TASK PROMPT:
Retype the data below line for line, without changing any character, and omit the pictures.

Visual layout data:
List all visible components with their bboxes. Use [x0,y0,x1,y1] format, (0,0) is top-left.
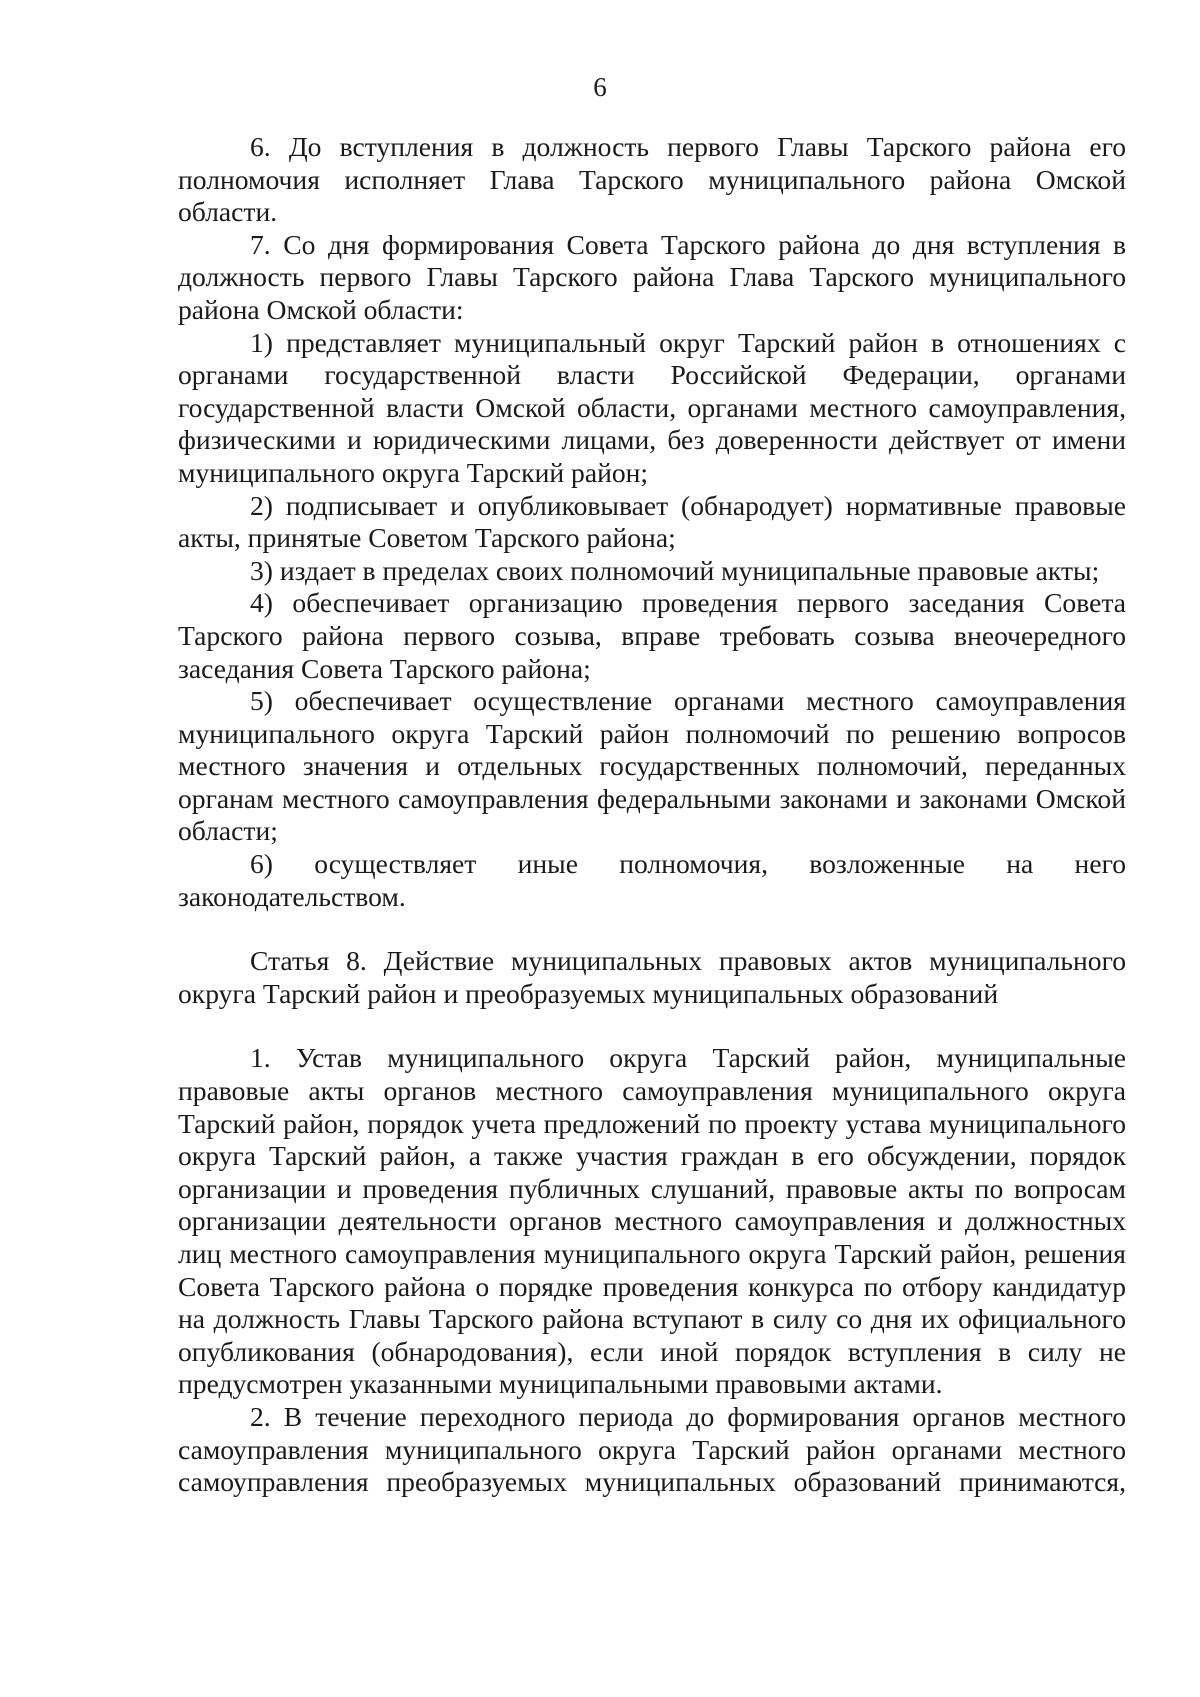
list-item-5-ensures-powers: 5) обеспечивает осуществление органами местного самоуправления муниципального округа Тарский район полномочий по решению вопросов местного значения и отдельных государственных полномочий, переданных органам местного самоуправления федеральными законами и законами Омской области; [178,685,1126,847]
paragraph-7-transitional-powers: 7. Со дня формирования Совета Тарского района до дня вступления в должность первого Главы Тарского района Глава Тарского муниципального района Омской области: [178,228,1126,325]
paragraph-6-first-head-powers: 6. До вступления в должность первого Главы Тарского района его полномочия исполняет Глава Тарского муниципального района Омской области. [178,131,1126,228]
document-body [178,131,1126,1499]
article-8-paragraph-2: 2. В течение переходного периода до формирования органов местного самоуправления муниципального округа Тарский район органами местного самоуправления преобразуемых муниципальных образований принимаются, [178,1400,1126,1498]
list-item-6-other-powers: 6) осуществляет иные полномочия, возложенные на него законодательством. [178,848,1126,912]
list-item-1-represents: 1) представляет муниципальный округ Тарский район в отношениях с органами государственной власти Российской Федерации, органами государственной власти Омской области, органами местного самоуправления, физическими и юридическими лицами, без доверенности действует от имени муниципального округа Тарский район; [178,326,1126,488]
article-8-paragraph-1: 1. Устав муниципального округа Тарский район, муниципальные правовые акты органов местного самоуправления муниципального округа Тарский район, порядок учета предложений по проекту устава муниципального округа Тарский район, а также участия граждан в его обсуждении, порядок организации и проведения публичных слушаний, правовые акты по вопросам организации деятельности органов местного самоуправления и должностных лиц местного самоуправления муниципального округа Тарский район, решения Совета Тарского района о порядке проведения конкурса по отбору кандидатур на должность Главы Тарского района вступают в силу со дня их официального опубликования (обнародования), если иной порядок вступления в силу не предусмотрен указанными муниципальными правовыми актами. [178,1042,1126,1400]
list-item-4-first-session: 4) обеспечивает организацию проведения первого заседания Совета Тарского района первого созыва, вправе требовать созыва внеочередного заседания Совета Тарского района; [178,587,1126,684]
page-number: 6 [593,72,607,102]
article-8-heading: Статья 8. Действие муниципальных правовых актов муниципального округа Тарский район и преобразуемых муниципальных образований [178,945,1126,1009]
list-item-2-signs-acts: 2) подписывает и опубликовывает (обнародует) нормативные правовые акты, принятые Советом Тарского района; [178,489,1126,554]
list-item-3-issues-acts: 3) издает в пределах своих полномочий муниципальные правовые акты; [250,554,1100,586]
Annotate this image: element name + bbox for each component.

THE COMPLETED TASK:
List all visible components with their bboxes. Use [x0,y0,x1,y1] format, (0,0) is top-left.
list-item-5-ensures-powers: 5) обеспечивает осуществление органами местного самоуправления муниципального округа Тарский район полномочий по решению вопросов местного значения и отдельных государственных полномочий, переданных органам местного самоуправления федеральными законами и законами Омской области; [178,685,1126,847]
paragraph-7-transitional-powers: 7. Со дня формирования Совета Тарского района до дня вступления в должность первого Главы Тарского района Глава Тарского муниципального района Омской области: [178,228,1126,325]
paragraph-6-first-head-powers: 6. До вступления в должность первого Главы Тарского района его полномочия исполняет Глава Тарского муниципального района Омской области. [178,131,1126,228]
document-body [178,131,1126,1499]
article-8-paragraph-2: 2. В течение переходного периода до формирования органов местного самоуправления муниципального округа Тарский район органами местного самоуправления преобразуемых муниципальных образований принимаются, [178,1400,1126,1498]
list-item-6-other-powers: 6) осуществляет иные полномочия, возложенные на него законодательством. [178,848,1126,912]
list-item-1-represents: 1) представляет муниципальный округ Тарский район в отношениях с органами государственной власти Российской Федерации, органами государственной власти Омской области, органами местного самоуправления, физическими и юридическими лицами, без доверенности действует от имени муниципального округа Тарский район; [178,326,1126,488]
article-8-paragraph-1: 1. Устав муниципального округа Тарский район, муниципальные правовые акты органов местного самоуправления муниципального округа Тарский район, порядок учета предложений по проекту устава муниципального округа Тарский район, а также участия граждан в его обсуждении, порядок организации и проведения публичных слушаний, правовые акты по вопросам организации деятельности органов местного самоуправления и должностных лиц местного самоуправления муниципального округа Тарский район, решения Совета Тарского района о порядке проведения конкурса по отбору кандидатур на должность Главы Тарского района вступают в силу со дня их официального опубликования (обнародования), если иной порядок вступления в силу не предусмотрен указанными муниципальными правовыми актами. [178,1042,1126,1400]
list-item-4-first-session: 4) обеспечивает организацию проведения первого заседания Совета Тарского района первого созыва, вправе требовать созыва внеочередного заседания Совета Тарского района; [178,587,1126,684]
page-number: 6 [593,72,607,102]
article-8-heading: Статья 8. Действие муниципальных правовых актов муниципального округа Тарский район и преобразуемых муниципальных образований [178,945,1126,1009]
list-item-2-signs-acts: 2) подписывает и опубликовывает (обнародует) нормативные правовые акты, принятые Советом Тарского района; [178,489,1126,554]
list-item-3-issues-acts: 3) издает в пределах своих полномочий муниципальные правовые акты; [250,554,1100,586]
Annotate this image: element name + bbox for each component.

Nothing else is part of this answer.